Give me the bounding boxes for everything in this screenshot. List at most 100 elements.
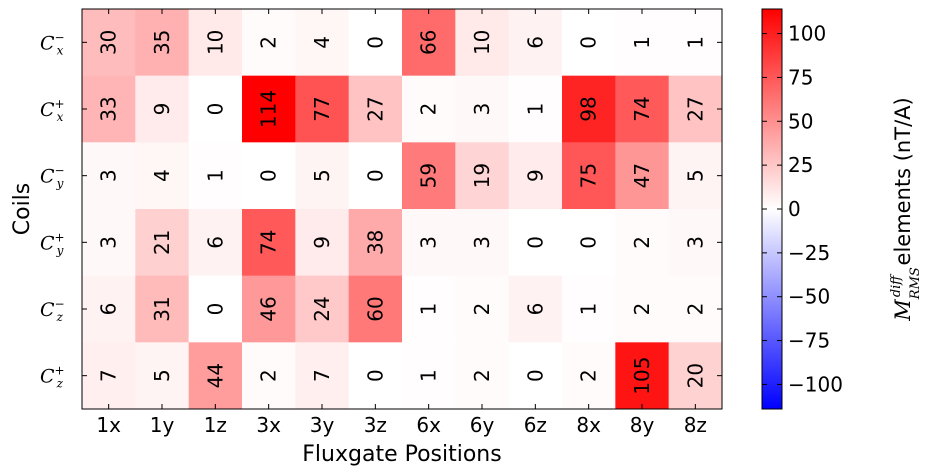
plot-frame bbox=[81, 8, 723, 410]
cell-value-label: 1 bbox=[203, 169, 227, 182]
heatmap-cell bbox=[615, 75, 670, 143]
heatmap-cell bbox=[348, 275, 403, 343]
heatmap-cell bbox=[402, 142, 456, 210]
heatmap-cell bbox=[82, 142, 136, 210]
cell-value-label: 6 bbox=[203, 236, 227, 249]
colorbar-tick-label: −25 bbox=[788, 241, 830, 265]
heatmap-cell bbox=[135, 342, 190, 410]
colorbar-tick-label: 0 bbox=[788, 197, 801, 221]
heatmap-cell bbox=[668, 275, 723, 343]
cell-value-label: 5 bbox=[150, 369, 174, 382]
heatmap-cell bbox=[402, 9, 456, 77]
x-tick-label: 6y bbox=[470, 413, 495, 437]
cell-value-label: 0 bbox=[363, 36, 387, 49]
cell-value-label: 4 bbox=[310, 36, 334, 49]
cell-value-label: 35 bbox=[150, 30, 174, 55]
heatmap-cell bbox=[188, 209, 243, 277]
cell-value-label: 6 bbox=[97, 303, 121, 316]
cell-value-label: 114 bbox=[257, 90, 281, 128]
y-tick-label: C+ y bbox=[40, 230, 65, 257]
heatmap-cell bbox=[188, 142, 243, 210]
cell-value-label: 3 bbox=[470, 103, 494, 116]
cell-value-label: 6 bbox=[523, 303, 547, 316]
heatmap-cell bbox=[455, 75, 510, 143]
cell-value-label: 3 bbox=[683, 236, 707, 249]
heatmap-cell bbox=[668, 209, 723, 277]
cell-value-label: 9 bbox=[310, 236, 334, 249]
colorbar-tick-label: 50 bbox=[788, 109, 813, 133]
heatmap-cell bbox=[188, 75, 243, 143]
cell-value-label: 21 bbox=[150, 230, 174, 255]
heatmap-cell bbox=[348, 142, 403, 210]
x-tick-label: 1x bbox=[96, 413, 121, 437]
heatmap-cell bbox=[508, 142, 563, 210]
heatmap-cell bbox=[562, 75, 616, 143]
heatmap-cell bbox=[508, 209, 563, 277]
cell-value-label: 2 bbox=[470, 303, 494, 316]
heatmap-cell bbox=[295, 209, 350, 277]
cell-value-label: 10 bbox=[203, 30, 227, 55]
cell-value-label: 1 bbox=[417, 369, 441, 382]
cell-value-label: 0 bbox=[523, 236, 547, 249]
heatmap-cell bbox=[135, 275, 190, 343]
heatmap-cell bbox=[562, 342, 616, 410]
cell-value-label: 60 bbox=[363, 296, 387, 321]
heatmap-cell bbox=[242, 209, 296, 277]
cell-value-label: 0 bbox=[203, 103, 227, 116]
heatmap-cell bbox=[295, 342, 350, 410]
cell-value-label: 9 bbox=[523, 169, 547, 182]
y-tick-label: C− x bbox=[40, 30, 65, 57]
heatmap-cell bbox=[562, 275, 616, 343]
x-tick-label: 8y bbox=[630, 413, 655, 437]
cell-value-label: 30 bbox=[97, 30, 121, 55]
cell-value-label: 66 bbox=[417, 30, 441, 55]
heatmap-cell bbox=[188, 9, 243, 77]
cell-value-label: 7 bbox=[310, 369, 334, 382]
cell-value-label: 3 bbox=[97, 236, 121, 249]
cell-value-label: 2 bbox=[630, 303, 654, 316]
cell-value-label: 2 bbox=[470, 369, 494, 382]
x-tick-label: 1z bbox=[204, 413, 227, 437]
cell-value-label: 20 bbox=[683, 363, 707, 388]
x-tick-label: 3x bbox=[256, 413, 281, 437]
x-tick-label: 3z bbox=[364, 413, 387, 437]
heatmap-cell bbox=[295, 142, 350, 210]
cell-value-label: 0 bbox=[523, 369, 547, 382]
cell-value-label: 3 bbox=[417, 236, 441, 249]
cell-value-label: 27 bbox=[683, 96, 707, 121]
heatmap-cell bbox=[668, 75, 723, 143]
colorbar-tick-label: −50 bbox=[788, 285, 830, 309]
heatmap-cell bbox=[242, 275, 296, 343]
y-tick-label: C+ x bbox=[40, 97, 65, 124]
y-tick-label: C− y bbox=[40, 164, 65, 191]
cell-value-label: 2 bbox=[257, 369, 281, 382]
heatmap-cell bbox=[455, 275, 510, 343]
colorbar-tick-label: −75 bbox=[788, 329, 830, 353]
cell-value-label: 24 bbox=[310, 296, 334, 321]
cell-value-label: 46 bbox=[257, 296, 281, 321]
cell-value-label: 74 bbox=[630, 96, 654, 121]
y-axis-ticks: C− x C+ x C− y C+ y C− z C+ z bbox=[40, 30, 722, 391]
cell-value-label: 0 bbox=[363, 169, 387, 182]
colorbar-tick-label: 100 bbox=[788, 22, 826, 46]
cell-value-label: 77 bbox=[310, 96, 334, 121]
heatmap-cell bbox=[402, 75, 456, 143]
x-tick-label: 6z bbox=[524, 413, 547, 437]
heatmap-cell bbox=[188, 342, 243, 410]
colorbar-tick-label: 25 bbox=[788, 153, 813, 177]
heatmap-cell bbox=[668, 342, 723, 410]
heatmap-cell bbox=[348, 75, 403, 143]
heatmap-cell bbox=[82, 209, 136, 277]
heatmap-cell bbox=[135, 142, 190, 210]
cell-value-label: 2 bbox=[417, 103, 441, 116]
heatmap-cell bbox=[82, 342, 136, 410]
cell-value-label: 31 bbox=[150, 296, 174, 321]
cell-value-label: 5 bbox=[310, 169, 334, 182]
heatmap-cell bbox=[242, 142, 296, 210]
heatmap-cell bbox=[508, 342, 563, 410]
heatmap-cell bbox=[615, 209, 670, 277]
cell-value-label: 0 bbox=[203, 303, 227, 316]
cell-value-label: 19 bbox=[470, 163, 494, 188]
cell-value-label: 1 bbox=[683, 36, 707, 49]
cell-value-label: 7 bbox=[97, 369, 121, 382]
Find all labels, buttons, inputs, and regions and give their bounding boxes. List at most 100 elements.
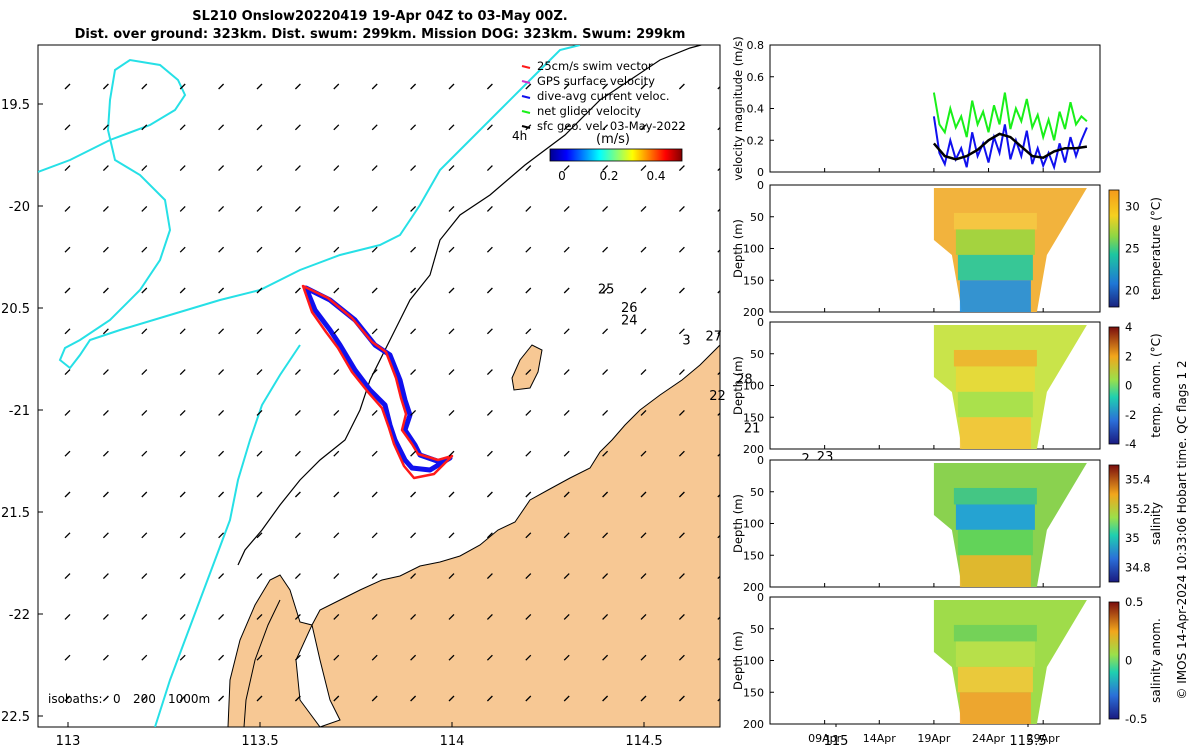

DIRECTIVE →
Copy every line of the records above word for word, leaving out the pictures.

ANSWER →
Give me the bounding boxes for everything in this screenshot. List at most 100 elements.
plot-frame bbox=[81, 8, 723, 410]
cell-value-label: 1 bbox=[203, 169, 227, 182]
heatmap-cell bbox=[615, 75, 670, 143]
heatmap-cell bbox=[348, 275, 403, 343]
heatmap-cell bbox=[402, 142, 456, 210]
heatmap-cell bbox=[82, 142, 136, 210]
cell-value-label: 6 bbox=[203, 236, 227, 249]
colorbar-tick-label: −25 bbox=[788, 241, 830, 265]
heatmap-cell bbox=[135, 342, 190, 410]
colorbar-tick-label: 0 bbox=[788, 197, 801, 221]
heatmap-cell bbox=[668, 275, 723, 343]
cell-value-label: 5 bbox=[150, 369, 174, 382]
heatmap-cell bbox=[402, 9, 456, 77]
x-tick-label: 6y bbox=[470, 413, 495, 437]
cell-value-label: 0 bbox=[363, 36, 387, 49]
cell-value-label: 4 bbox=[310, 36, 334, 49]
cell-value-label: 35 bbox=[150, 30, 174, 55]
heatmap-cell bbox=[188, 209, 243, 277]
cell-value-label: 6 bbox=[97, 303, 121, 316]
cell-value-label: 114 bbox=[257, 90, 281, 128]
y-tick-label: C+ y bbox=[40, 230, 65, 257]
heatmap-cell bbox=[188, 142, 243, 210]
cell-value-label: 3 bbox=[470, 103, 494, 116]
cell-value-label: 6 bbox=[523, 303, 547, 316]
heatmap-cell bbox=[455, 75, 510, 143]
cell-value-label: 3 bbox=[683, 236, 707, 249]
heatmap-cell bbox=[668, 209, 723, 277]
cell-value-label: 9 bbox=[310, 236, 334, 249]
colorbar-tick-label: 50 bbox=[788, 109, 813, 133]
heatmap-cell bbox=[188, 75, 243, 143]
cell-value-label: 21 bbox=[150, 230, 174, 255]
heatmap-cell bbox=[348, 142, 403, 210]
x-tick-label: 1x bbox=[96, 413, 121, 437]
heatmap-cell bbox=[508, 142, 563, 210]
heatmap-cell bbox=[562, 75, 616, 143]
heatmap-cell bbox=[508, 209, 563, 277]
cell-value-label: 2 bbox=[470, 303, 494, 316]
heatmap-cell bbox=[295, 209, 350, 277]
cell-value-label: 10 bbox=[203, 30, 227, 55]
cell-value-label: 1 bbox=[417, 369, 441, 382]
cell-value-label: 0 bbox=[523, 236, 547, 249]
heatmap-cell bbox=[135, 275, 190, 343]
heatmap-cell bbox=[562, 342, 616, 410]
cell-value-label: 60 bbox=[363, 296, 387, 321]
heatmap-cell bbox=[242, 209, 296, 277]
cell-value-label: 0 bbox=[203, 103, 227, 116]
heatmap-cell bbox=[295, 342, 350, 410]
cell-value-label: 9 bbox=[523, 169, 547, 182]
y-tick-label: C− x bbox=[40, 30, 65, 57]
heatmap-cell bbox=[562, 275, 616, 343]
x-tick-label: 8y bbox=[630, 413, 655, 437]
cell-value-label: 30 bbox=[97, 30, 121, 55]
cell-value-label: 66 bbox=[417, 30, 441, 55]
heatmap-cell bbox=[188, 9, 243, 77]
cell-value-label: 7 bbox=[310, 369, 334, 382]
cell-value-label: 3 bbox=[97, 236, 121, 249]
cell-value-label: 2 bbox=[630, 303, 654, 316]
cell-value-label: 2 bbox=[470, 369, 494, 382]
x-tick-label: 1z bbox=[204, 413, 227, 437]
cell-value-label: 20 bbox=[683, 363, 707, 388]
x-tick-label: 3x bbox=[256, 413, 281, 437]
x-tick-label: 3z bbox=[364, 413, 387, 437]
heatmap-cell bbox=[295, 142, 350, 210]
cell-value-label: 0 bbox=[523, 369, 547, 382]
cell-value-label: 3 bbox=[417, 236, 441, 249]
cell-value-label: 27 bbox=[683, 96, 707, 121]
heatmap-cell bbox=[668, 75, 723, 143]
colorbar-tick-label: −50 bbox=[788, 285, 830, 309]
heatmap-cell bbox=[242, 275, 296, 343]
y-tick-label: C+ x bbox=[40, 97, 65, 124]
y-tick-label: C− y bbox=[40, 164, 65, 191]
cell-value-label: 2 bbox=[257, 369, 281, 382]
heatmap-cell bbox=[455, 275, 510, 343]
colorbar-tick-label: −75 bbox=[788, 329, 830, 353]
cell-value-label: 24 bbox=[310, 296, 334, 321]
cell-value-label: 46 bbox=[257, 296, 281, 321]
cell-value-label: 74 bbox=[630, 96, 654, 121]
y-axis-ticks: C− x C+ x C− y C+ y C− z C+ z bbox=[40, 30, 722, 391]
cell-value-label: 0 bbox=[363, 169, 387, 182]
colorbar-tick-label: 100 bbox=[788, 22, 826, 46]
cell-value-label: 77 bbox=[310, 96, 334, 121]
heatmap-cell bbox=[402, 75, 456, 143]
x-tick-label: 6z bbox=[524, 413, 547, 437]
heatmap-cell bbox=[188, 342, 243, 410]
colorbar-tick-label: 25 bbox=[788, 153, 813, 177]
heatmap-cell bbox=[668, 342, 723, 410]
heatmap-cell bbox=[348, 75, 403, 143]
heatmap-cell bbox=[82, 209, 136, 277]
heatmap-cell bbox=[135, 142, 190, 210]
cell-value-label: 2 bbox=[417, 103, 441, 116]
heatmap-cell bbox=[82, 342, 136, 410]
cell-value-label: 31 bbox=[150, 296, 174, 321]
cell-value-label: 5 bbox=[310, 169, 334, 182]
heatmap-cell bbox=[242, 142, 296, 210]
heatmap-cell bbox=[508, 342, 563, 410]
heatmap-cell bbox=[615, 209, 670, 277]
cell-value-label: 0 bbox=[203, 303, 227, 316]
cell-value-label: 19 bbox=[470, 163, 494, 188]
cell-value-label: 1 bbox=[683, 36, 707, 49]
cell-value-label: 7 bbox=[97, 369, 121, 382]
Find all labels, buttons, inputs, and regions and give their bounding boxes. List at most 100 elements.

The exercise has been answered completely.